-- START EXTRACTED MATERIAL --

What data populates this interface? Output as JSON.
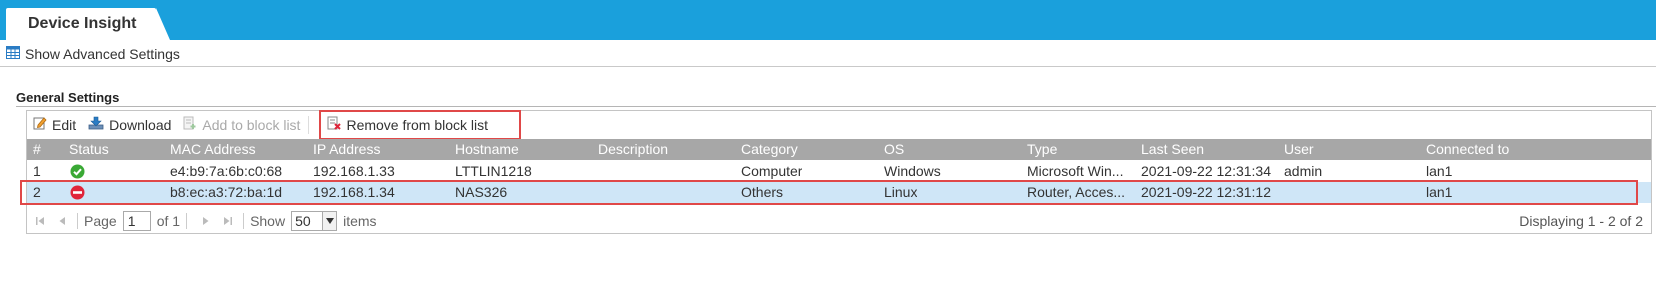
{
  "header": {
    "tab_label": "Device Insight"
  },
  "advanced": {
    "label": "Show Advanced Settings"
  },
  "section": {
    "title": "General Settings"
  },
  "toolbar": {
    "edit": "Edit",
    "download": "Download",
    "add_block": "Add to block list",
    "remove_block": "Remove from block list"
  },
  "columns": [
    "#",
    "Status",
    "MAC Address",
    "IP Address",
    "Hostname",
    "Description",
    "Category",
    "OS",
    "Type",
    "Last Seen",
    "User",
    "Connected to"
  ],
  "rows": [
    {
      "num": "1",
      "status": "ok",
      "mac": "e4:b9:7a:6b:c0:68",
      "ip": "192.168.1.33",
      "hostname": "LTTLIN1218",
      "description": "",
      "category": "Computer",
      "os": "Windows",
      "type": "Microsoft Win...",
      "last_seen": "2021-09-22 12:31:34",
      "user": "admin",
      "connected": "lan1"
    },
    {
      "num": "2",
      "status": "blocked",
      "mac": "b8:ec:a3:72:ba:1d",
      "ip": "192.168.1.34",
      "hostname": "NAS326",
      "description": "",
      "category": "Others",
      "os": "Linux",
      "type": "Router, Acces...",
      "last_seen": "2021-09-22 12:31:12",
      "user": "",
      "connected": "lan1"
    }
  ],
  "pager": {
    "page_label": "Page",
    "page_value": "1",
    "of_label": "of 1",
    "show_label": "Show",
    "page_size": "50",
    "items_label": "items",
    "displaying": "Displaying 1 - 2 of 2"
  },
  "colors": {
    "header_bg": "#1aa0dc",
    "grid_header": "#a7a7a7",
    "selected_row": "#cfe6f7",
    "highlight": "#e04848",
    "ok": "#3aa935",
    "blocked": "#e0253a"
  }
}
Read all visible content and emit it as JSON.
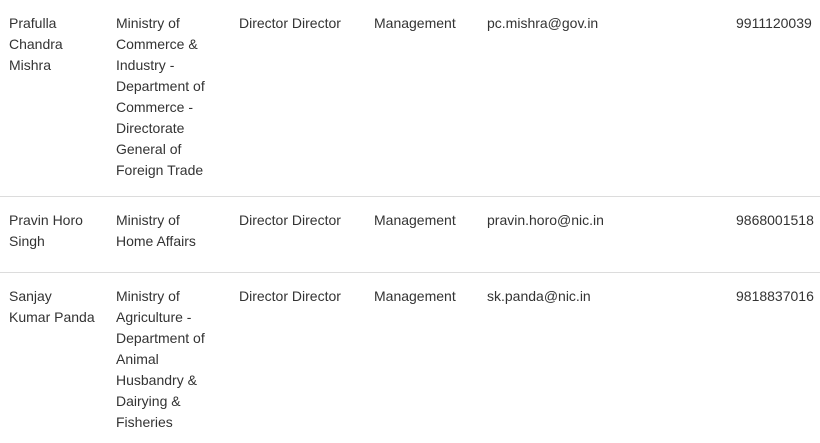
{
  "rows": [
    {
      "name": [
        "Prafulla",
        "Chandra",
        "Mishra"
      ],
      "ministry": [
        "Ministry of",
        "Commerce &",
        "Industry -",
        "Department of",
        "Commerce -",
        "Directorate",
        "General of",
        "Foreign Trade"
      ],
      "designation": "Director Director",
      "department": "Management",
      "email": "pc.mishra@gov.in",
      "phone": "9911120039"
    },
    {
      "name": [
        "Pravin Horo",
        "Singh"
      ],
      "ministry": [
        "Ministry of",
        "Home Affairs"
      ],
      "designation": "Director Director",
      "department": "Management",
      "email": "pravin.horo@nic.in",
      "phone": "9868001518"
    },
    {
      "name": [
        "Sanjay",
        "Kumar Panda"
      ],
      "ministry": [
        "Ministry of",
        "Agriculture -",
        "Department of",
        "Animal",
        "Husbandry &",
        "Dairying &",
        "Fisheries"
      ],
      "designation": "Director Director",
      "department": "Management",
      "email": "sk.panda@nic.in",
      "phone": "9818837016"
    }
  ]
}
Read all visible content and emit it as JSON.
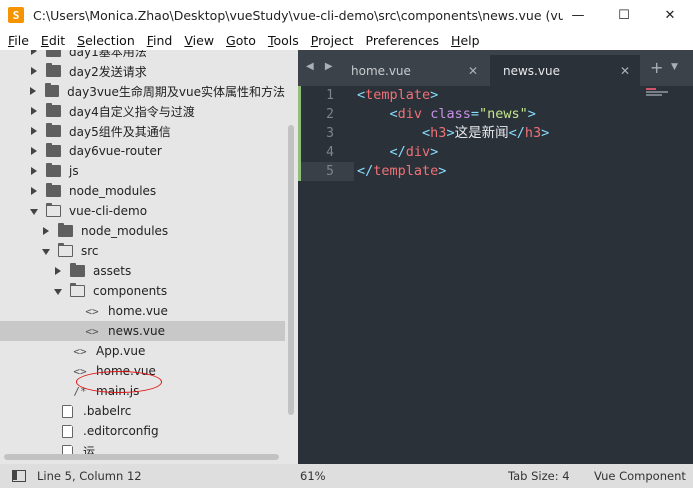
{
  "window": {
    "title": "C:\\Users\\Monica.Zhao\\Desktop\\vueStudy\\vue-cli-demo\\src\\components\\news.vue (vueS...",
    "controls": {
      "minimize": "—",
      "maximize": "☐",
      "close": "✕"
    }
  },
  "menu": {
    "items": [
      {
        "acc": "F",
        "rest": "ile"
      },
      {
        "acc": "E",
        "rest": "dit"
      },
      {
        "acc": "S",
        "rest": "election"
      },
      {
        "acc": "F",
        "rest": "ind"
      },
      {
        "acc": "V",
        "rest": "iew"
      },
      {
        "acc": "G",
        "rest": "oto"
      },
      {
        "acc": "T",
        "rest": "ools"
      },
      {
        "acc": "P",
        "rest": "roject"
      },
      {
        "acc": "",
        "rest": "Preferences"
      },
      {
        "acc": "H",
        "rest": "elp"
      }
    ]
  },
  "sidebar": {
    "rows": [
      {
        "label": "day1基本用法",
        "kind": "folder",
        "open": false,
        "depth": 0
      },
      {
        "label": "day2发送请求",
        "kind": "folder",
        "open": false,
        "depth": 0
      },
      {
        "label": "day3vue生命周期及vue实体属性和方法",
        "kind": "folder",
        "open": false,
        "depth": 0
      },
      {
        "label": "day4自定义指令与过渡",
        "kind": "folder",
        "open": false,
        "depth": 0
      },
      {
        "label": "day5组件及其通信",
        "kind": "folder",
        "open": false,
        "depth": 0
      },
      {
        "label": "day6vue-router",
        "kind": "folder",
        "open": false,
        "depth": 0
      },
      {
        "label": "js",
        "kind": "folder",
        "open": false,
        "depth": 0
      },
      {
        "label": "node_modules",
        "kind": "folder",
        "open": false,
        "depth": 0
      },
      {
        "label": "vue-cli-demo",
        "kind": "folder",
        "open": true,
        "depth": 0
      },
      {
        "label": "node_modules",
        "kind": "folder",
        "open": false,
        "depth": 1
      },
      {
        "label": "src",
        "kind": "folder",
        "open": true,
        "depth": 1
      },
      {
        "label": "assets",
        "kind": "folder",
        "open": false,
        "depth": 2
      },
      {
        "label": "components",
        "kind": "folder",
        "open": true,
        "depth": 2
      },
      {
        "label": "home.vue",
        "kind": "vue",
        "depth": 3
      },
      {
        "label": "news.vue",
        "kind": "vue",
        "depth": 3,
        "selected": true
      },
      {
        "label": "App.vue",
        "kind": "vue",
        "depth": 2
      },
      {
        "label": "home.vue",
        "kind": "vue",
        "depth": 2
      },
      {
        "label": "main.js",
        "kind": "js",
        "depth": 2
      },
      {
        "label": ".babelrc",
        "kind": "doc",
        "depth": 1
      },
      {
        "label": ".editorconfig",
        "kind": "doc",
        "depth": 1
      },
      {
        "label": "运...",
        "kind": "doc",
        "depth": 1
      }
    ]
  },
  "tabs": {
    "nav": "◀ ▶",
    "items": [
      {
        "label": "home.vue",
        "active": false
      },
      {
        "label": "news.vue",
        "active": true
      }
    ],
    "close_glyph": "✕",
    "add": "+",
    "more": "▼"
  },
  "editor": {
    "line_numbers": [
      "1",
      "2",
      "3",
      "4",
      "5"
    ],
    "current_line": 5
  },
  "status": {
    "position": "Line 5, Column 12",
    "zoom": "61%",
    "tab_size": "Tab Size: 4",
    "syntax": "Vue Component"
  }
}
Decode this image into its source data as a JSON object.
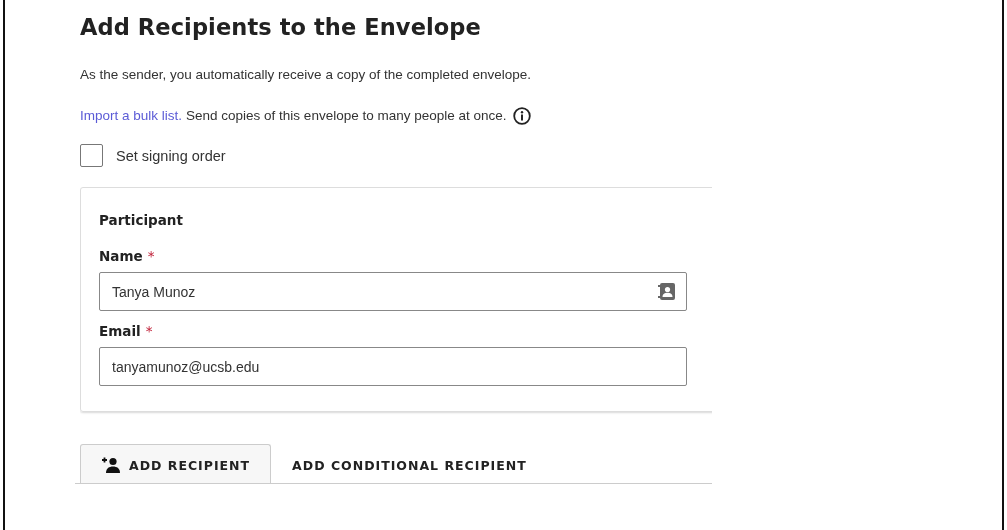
{
  "heading": "Add Recipients to the Envelope",
  "sender_note": "As the sender, you automatically receive a copy of the completed envelope.",
  "bulk": {
    "link": "Import a bulk list.",
    "text": "Send copies of this envelope to many people at once."
  },
  "signing_order": {
    "label": "Set signing order",
    "checked": false
  },
  "participant": {
    "title": "Participant",
    "fields": [
      {
        "label": "Name",
        "required_mark": "*",
        "value": "Tanya Munoz",
        "kind": "contact"
      },
      {
        "label": "Email",
        "required_mark": "*",
        "value": "tanyamunoz@ucsb.edu",
        "kind": "plain"
      }
    ]
  },
  "actions": [
    {
      "label": "ADD RECIPIENT",
      "kind": "add-person",
      "selected": true
    },
    {
      "label": "ADD CONDITIONAL RECIPIENT",
      "kind": "text",
      "selected": false
    }
  ]
}
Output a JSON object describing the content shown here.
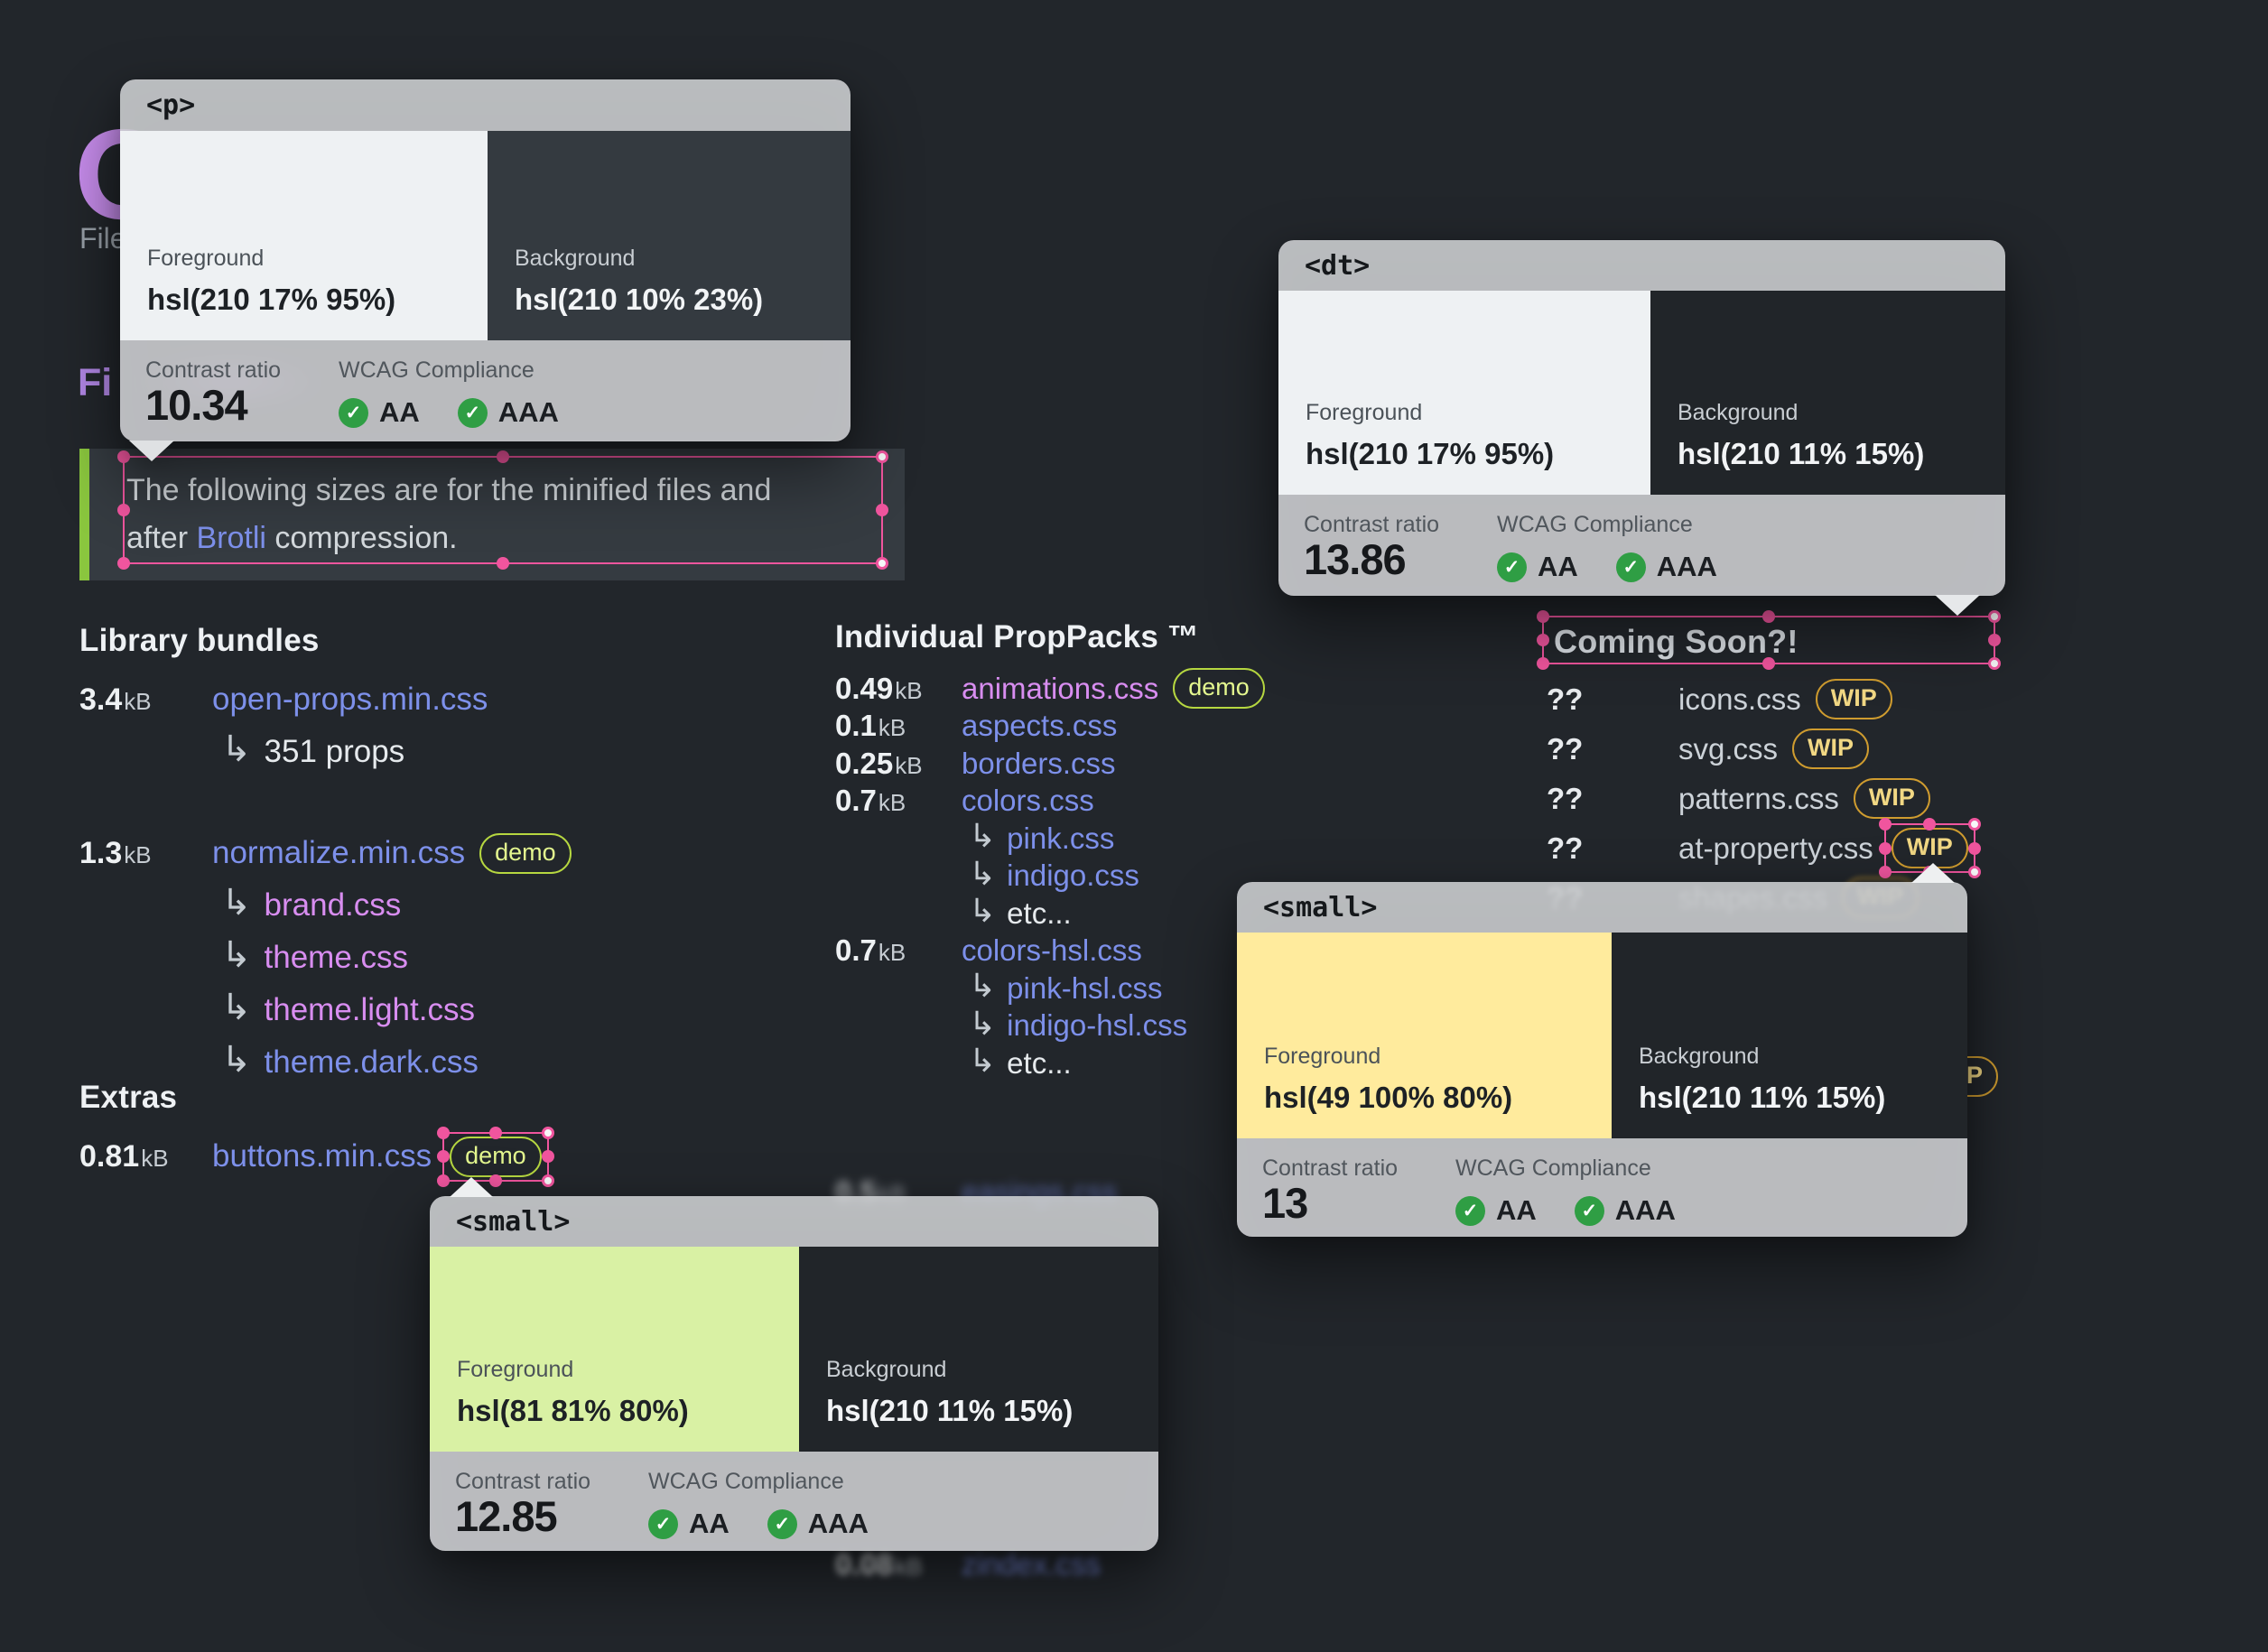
{
  "colors": {
    "page_bg": "#22262b",
    "selection_pink": "#f0559e",
    "link_indigo": "#7d90ea",
    "link_violet": "#d88df0",
    "demo_badge_green": "#b6d740",
    "wip_badge_gold": "#cf9c2f",
    "check_green": "#2f9e44",
    "quote_border_lime": "#8ac63e",
    "title_purple": "#c78cec"
  },
  "background_text": {
    "title_fragment": "O",
    "paragraph_fragment": "File",
    "heading_fragment": "Fi"
  },
  "quote": {
    "line1": "The following sizes are for the minified files and",
    "line2_pre": "after ",
    "link": "Brotli",
    "line2_post": " compression."
  },
  "cards": [
    {
      "tag": "<p>",
      "fg_label": "Foreground",
      "fg_value": "hsl(210 17% 95%)",
      "bg_label": "Background",
      "bg_value": "hsl(210 10% 23%)",
      "ratio_label": "Contrast ratio",
      "ratio": "10.34",
      "wcag_label": "WCAG Compliance",
      "aa": "AA",
      "aaa": "AAA"
    },
    {
      "tag": "<dt>",
      "fg_label": "Foreground",
      "fg_value": "hsl(210 17% 95%)",
      "bg_label": "Background",
      "bg_value": "hsl(210 11% 15%)",
      "ratio_label": "Contrast ratio",
      "ratio": "13.86",
      "wcag_label": "WCAG Compliance",
      "aa": "AA",
      "aaa": "AAA"
    },
    {
      "tag": "<small>",
      "fg_label": "Foreground",
      "fg_value": "hsl(49 100% 80%)",
      "bg_label": "Background",
      "bg_value": "hsl(210 11% 15%)",
      "ratio_label": "Contrast ratio",
      "ratio": "13",
      "wcag_label": "WCAG Compliance",
      "aa": "AA",
      "aaa": "AAA"
    },
    {
      "tag": "<small>",
      "fg_label": "Foreground",
      "fg_value": "hsl(81 81% 80%)",
      "bg_label": "Background",
      "bg_value": "hsl(210 11% 15%)",
      "ratio_label": "Contrast ratio",
      "ratio": "12.85",
      "wcag_label": "WCAG Compliance",
      "aa": "AA",
      "aaa": "AAA"
    }
  ],
  "library": {
    "heading": "Library bundles",
    "items": [
      {
        "size": "3.4",
        "unit": "kB",
        "name": "open-props.min.css",
        "style": "indigo",
        "link": true
      },
      {
        "sub": true,
        "name": "351 props",
        "style": "plain"
      },
      {
        "size": "1.3",
        "unit": "kB",
        "name": "normalize.min.css",
        "style": "indigo",
        "link": true,
        "badge": "demo",
        "group_start": true
      },
      {
        "sub": true,
        "name": "brand.css",
        "style": "violet",
        "link": true
      },
      {
        "sub": true,
        "name": "theme.css",
        "style": "violet",
        "link": true
      },
      {
        "sub": true,
        "name": "theme.light.css",
        "style": "violet",
        "link": true
      },
      {
        "sub": true,
        "name": "theme.dark.css",
        "style": "indigo",
        "link": true
      }
    ]
  },
  "extras": {
    "heading": "Extras",
    "items": [
      {
        "size": "0.81",
        "unit": "kB",
        "name": "buttons.min.css",
        "style": "indigo",
        "link": true,
        "badge": "demo",
        "badge_selected": true
      }
    ]
  },
  "proppacks": {
    "heading": "Individual PropPacks ™",
    "items": [
      {
        "size": "0.49",
        "unit": "kB",
        "name": "animations.css",
        "style": "violet",
        "link": true,
        "badge": "demo"
      },
      {
        "size": "0.1",
        "unit": "kB",
        "name": "aspects.css",
        "style": "indigo",
        "link": true
      },
      {
        "size": "0.25",
        "unit": "kB",
        "name": "borders.css",
        "style": "indigo",
        "link": true
      },
      {
        "size": "0.7",
        "unit": "kB",
        "name": "colors.css",
        "style": "indigo",
        "link": true
      },
      {
        "sub": true,
        "name": "pink.css",
        "style": "indigo",
        "link": true
      },
      {
        "sub": true,
        "name": "indigo.css",
        "style": "indigo",
        "link": true
      },
      {
        "sub": true,
        "name": "etc...",
        "style": "plain"
      },
      {
        "size": "0.7",
        "unit": "kB",
        "name": "colors-hsl.css",
        "style": "indigo",
        "link": true
      },
      {
        "sub": true,
        "name": "pink-hsl.css",
        "style": "indigo",
        "link": true
      },
      {
        "sub": true,
        "name": "indigo-hsl.css",
        "style": "indigo",
        "link": true
      },
      {
        "sub": true,
        "name": "etc...",
        "style": "plain"
      }
    ],
    "ghost_easings": {
      "size": "0.5",
      "unit": "kB",
      "name": "easings.css",
      "style": "indigo"
    },
    "ghost_zindex": {
      "size": "0.08",
      "unit": "kB",
      "name": "zindex.css",
      "style": "indigo"
    }
  },
  "coming": {
    "heading": "Coming Soon?!",
    "items": [
      {
        "q": "??",
        "name": "icons.css",
        "style": "gray",
        "badge": "WIP"
      },
      {
        "q": "??",
        "name": "svg.css",
        "style": "gray",
        "badge": "WIP"
      },
      {
        "q": "??",
        "name": "patterns.css",
        "style": "gray",
        "badge": "WIP"
      },
      {
        "q": "??",
        "name": "at-property.css",
        "style": "gray",
        "badge": "WIP",
        "badge_selected": true
      },
      {
        "q": "??",
        "name": "shapes.css",
        "style": "gray",
        "badge": "WIP",
        "blur": true
      }
    ],
    "ghost_wip_label": "WIP"
  }
}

-- END EXTRACTED MATERIAL --

Count how many lines of the listing above include "this" and report that number alone.

3